**Provided records:**
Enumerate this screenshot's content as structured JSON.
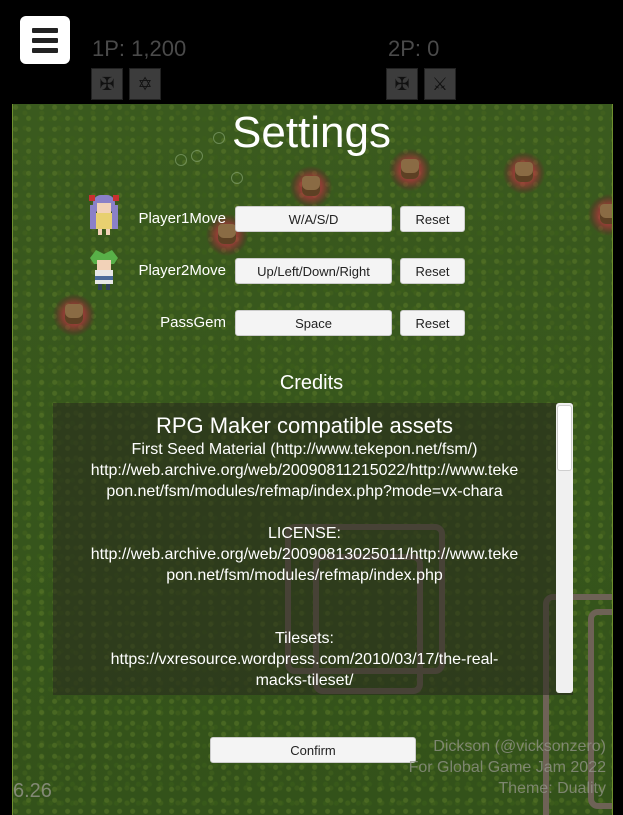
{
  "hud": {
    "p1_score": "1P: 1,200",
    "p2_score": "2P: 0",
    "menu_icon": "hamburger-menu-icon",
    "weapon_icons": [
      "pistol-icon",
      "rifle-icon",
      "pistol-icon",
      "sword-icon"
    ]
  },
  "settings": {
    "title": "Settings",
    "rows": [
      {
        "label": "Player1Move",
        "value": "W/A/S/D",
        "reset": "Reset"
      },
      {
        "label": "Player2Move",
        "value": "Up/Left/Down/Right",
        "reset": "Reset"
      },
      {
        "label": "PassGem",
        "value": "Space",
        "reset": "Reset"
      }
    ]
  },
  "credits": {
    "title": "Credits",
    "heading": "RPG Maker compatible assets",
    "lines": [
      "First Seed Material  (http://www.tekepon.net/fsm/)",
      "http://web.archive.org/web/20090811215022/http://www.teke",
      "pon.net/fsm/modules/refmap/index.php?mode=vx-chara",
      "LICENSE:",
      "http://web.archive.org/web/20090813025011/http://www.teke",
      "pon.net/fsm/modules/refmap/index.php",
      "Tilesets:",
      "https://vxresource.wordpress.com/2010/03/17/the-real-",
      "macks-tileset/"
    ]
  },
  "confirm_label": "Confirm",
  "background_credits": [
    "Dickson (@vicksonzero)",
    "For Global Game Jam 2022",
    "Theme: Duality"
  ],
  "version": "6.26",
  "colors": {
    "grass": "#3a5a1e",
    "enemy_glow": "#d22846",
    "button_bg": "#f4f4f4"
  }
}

**Exercise directions:** Using the records above, copy every line that has the word "modules" in it.

**Exercise result:**
      "pon.net/fsm/modules/refmap/index.php?mode=vx-chara",
      "pon.net/fsm/modules/refmap/index.php",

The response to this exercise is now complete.